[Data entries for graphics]
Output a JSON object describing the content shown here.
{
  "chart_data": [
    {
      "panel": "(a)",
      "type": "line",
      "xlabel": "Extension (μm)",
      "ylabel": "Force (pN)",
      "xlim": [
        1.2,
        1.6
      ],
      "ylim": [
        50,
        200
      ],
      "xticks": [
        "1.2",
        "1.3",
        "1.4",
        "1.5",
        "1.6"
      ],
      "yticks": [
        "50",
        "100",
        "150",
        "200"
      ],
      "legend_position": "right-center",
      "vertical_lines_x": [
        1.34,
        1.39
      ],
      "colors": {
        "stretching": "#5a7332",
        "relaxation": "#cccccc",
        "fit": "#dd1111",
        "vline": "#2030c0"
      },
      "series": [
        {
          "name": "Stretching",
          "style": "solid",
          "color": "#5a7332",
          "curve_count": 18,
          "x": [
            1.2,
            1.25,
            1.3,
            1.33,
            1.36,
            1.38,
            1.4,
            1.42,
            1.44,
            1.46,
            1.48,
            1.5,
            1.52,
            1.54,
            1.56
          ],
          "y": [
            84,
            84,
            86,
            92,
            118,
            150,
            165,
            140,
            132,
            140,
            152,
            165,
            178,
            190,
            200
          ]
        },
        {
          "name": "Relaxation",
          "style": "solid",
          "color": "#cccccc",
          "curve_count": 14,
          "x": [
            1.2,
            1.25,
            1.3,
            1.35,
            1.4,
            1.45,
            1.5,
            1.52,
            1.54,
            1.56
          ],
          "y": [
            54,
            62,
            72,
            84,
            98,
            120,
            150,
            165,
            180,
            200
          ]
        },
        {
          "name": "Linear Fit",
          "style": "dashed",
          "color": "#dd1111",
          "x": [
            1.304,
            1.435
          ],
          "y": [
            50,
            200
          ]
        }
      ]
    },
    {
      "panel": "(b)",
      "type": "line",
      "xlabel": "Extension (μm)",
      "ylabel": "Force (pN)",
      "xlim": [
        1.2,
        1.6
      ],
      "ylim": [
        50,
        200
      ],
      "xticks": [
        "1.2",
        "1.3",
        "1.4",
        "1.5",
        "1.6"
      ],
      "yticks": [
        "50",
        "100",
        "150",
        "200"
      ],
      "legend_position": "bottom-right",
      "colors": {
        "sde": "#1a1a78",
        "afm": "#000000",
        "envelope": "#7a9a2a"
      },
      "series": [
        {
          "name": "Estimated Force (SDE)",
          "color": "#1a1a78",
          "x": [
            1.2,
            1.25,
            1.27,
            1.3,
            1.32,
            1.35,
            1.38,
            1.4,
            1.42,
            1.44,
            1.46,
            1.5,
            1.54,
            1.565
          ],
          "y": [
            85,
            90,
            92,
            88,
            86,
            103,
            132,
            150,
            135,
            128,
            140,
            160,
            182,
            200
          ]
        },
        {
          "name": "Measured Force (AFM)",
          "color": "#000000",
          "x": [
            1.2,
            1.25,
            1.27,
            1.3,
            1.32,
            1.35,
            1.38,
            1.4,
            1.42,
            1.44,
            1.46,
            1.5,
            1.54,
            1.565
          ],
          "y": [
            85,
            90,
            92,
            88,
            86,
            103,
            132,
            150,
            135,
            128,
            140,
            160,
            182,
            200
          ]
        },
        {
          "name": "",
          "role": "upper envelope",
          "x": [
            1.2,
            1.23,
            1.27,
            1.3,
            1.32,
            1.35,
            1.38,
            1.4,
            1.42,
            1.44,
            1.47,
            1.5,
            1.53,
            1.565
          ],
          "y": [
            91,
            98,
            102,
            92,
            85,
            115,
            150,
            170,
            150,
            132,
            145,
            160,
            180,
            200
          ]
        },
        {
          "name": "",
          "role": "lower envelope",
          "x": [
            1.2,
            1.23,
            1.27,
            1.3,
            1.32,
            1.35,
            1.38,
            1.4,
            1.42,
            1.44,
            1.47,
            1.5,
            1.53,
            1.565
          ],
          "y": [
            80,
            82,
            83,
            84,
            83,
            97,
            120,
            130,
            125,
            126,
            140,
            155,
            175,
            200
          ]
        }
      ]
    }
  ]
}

● **BRIEF**: Output each entry precisely as given.

● **SOLUTION**:
Output a JSON object describing the content shown here.
{
  "chart_data": [
    {
      "panel": "(a)",
      "type": "line",
      "xlabel": "Extension (μm)",
      "ylabel": "Force (pN)",
      "xlim": [
        1.2,
        1.6
      ],
      "ylim": [
        50,
        200
      ],
      "xticks": [
        "1.2",
        "1.3",
        "1.4",
        "1.5",
        "1.6"
      ],
      "yticks": [
        "50",
        "100",
        "150",
        "200"
      ],
      "legend_position": "right-center",
      "vertical_lines_x": [
        1.34,
        1.39
      ],
      "colors": {
        "stretching": "#5a7332",
        "relaxation": "#cccccc",
        "fit": "#dd1111",
        "vline": "#2030c0"
      },
      "series": [
        {
          "name": "Stretching",
          "style": "solid",
          "color": "#5a7332",
          "curve_count": 18,
          "x": [
            1.2,
            1.25,
            1.3,
            1.33,
            1.36,
            1.38,
            1.4,
            1.42,
            1.44,
            1.46,
            1.48,
            1.5,
            1.52,
            1.54,
            1.56
          ],
          "y": [
            84,
            84,
            86,
            92,
            118,
            150,
            165,
            140,
            132,
            140,
            152,
            165,
            178,
            190,
            200
          ]
        },
        {
          "name": "Relaxation",
          "style": "solid",
          "color": "#cccccc",
          "curve_count": 14,
          "x": [
            1.2,
            1.25,
            1.3,
            1.35,
            1.4,
            1.45,
            1.5,
            1.52,
            1.54,
            1.56
          ],
          "y": [
            54,
            62,
            72,
            84,
            98,
            120,
            150,
            165,
            180,
            200
          ]
        },
        {
          "name": "Linear Fit",
          "style": "dashed",
          "color": "#dd1111",
          "x": [
            1.304,
            1.435
          ],
          "y": [
            50,
            200
          ]
        }
      ]
    },
    {
      "panel": "(b)",
      "type": "line",
      "xlabel": "Extension (μm)",
      "ylabel": "Force (pN)",
      "xlim": [
        1.2,
        1.6
      ],
      "ylim": [
        50,
        200
      ],
      "xticks": [
        "1.2",
        "1.3",
        "1.4",
        "1.5",
        "1.6"
      ],
      "yticks": [
        "50",
        "100",
        "150",
        "200"
      ],
      "legend_position": "bottom-right",
      "colors": {
        "sde": "#1a1a78",
        "afm": "#000000",
        "envelope": "#7a9a2a"
      },
      "series": [
        {
          "name": "Estimated Force (SDE)",
          "color": "#1a1a78",
          "x": [
            1.2,
            1.25,
            1.27,
            1.3,
            1.32,
            1.35,
            1.38,
            1.4,
            1.42,
            1.44,
            1.46,
            1.5,
            1.54,
            1.565
          ],
          "y": [
            85,
            90,
            92,
            88,
            86,
            103,
            132,
            150,
            135,
            128,
            140,
            160,
            182,
            200
          ]
        },
        {
          "name": "Measured Force (AFM)",
          "color": "#000000",
          "x": [
            1.2,
            1.25,
            1.27,
            1.3,
            1.32,
            1.35,
            1.38,
            1.4,
            1.42,
            1.44,
            1.46,
            1.5,
            1.54,
            1.565
          ],
          "y": [
            85,
            90,
            92,
            88,
            86,
            103,
            132,
            150,
            135,
            128,
            140,
            160,
            182,
            200
          ]
        },
        {
          "name": "",
          "role": "upper envelope",
          "x": [
            1.2,
            1.23,
            1.27,
            1.3,
            1.32,
            1.35,
            1.38,
            1.4,
            1.42,
            1.44,
            1.47,
            1.5,
            1.53,
            1.565
          ],
          "y": [
            91,
            98,
            102,
            92,
            85,
            115,
            150,
            170,
            150,
            132,
            145,
            160,
            180,
            200
          ]
        },
        {
          "name": "",
          "role": "lower envelope",
          "x": [
            1.2,
            1.23,
            1.27,
            1.3,
            1.32,
            1.35,
            1.38,
            1.4,
            1.42,
            1.44,
            1.47,
            1.5,
            1.53,
            1.565
          ],
          "y": [
            80,
            82,
            83,
            84,
            83,
            97,
            120,
            130,
            125,
            126,
            140,
            155,
            175,
            200
          ]
        }
      ]
    }
  ]
}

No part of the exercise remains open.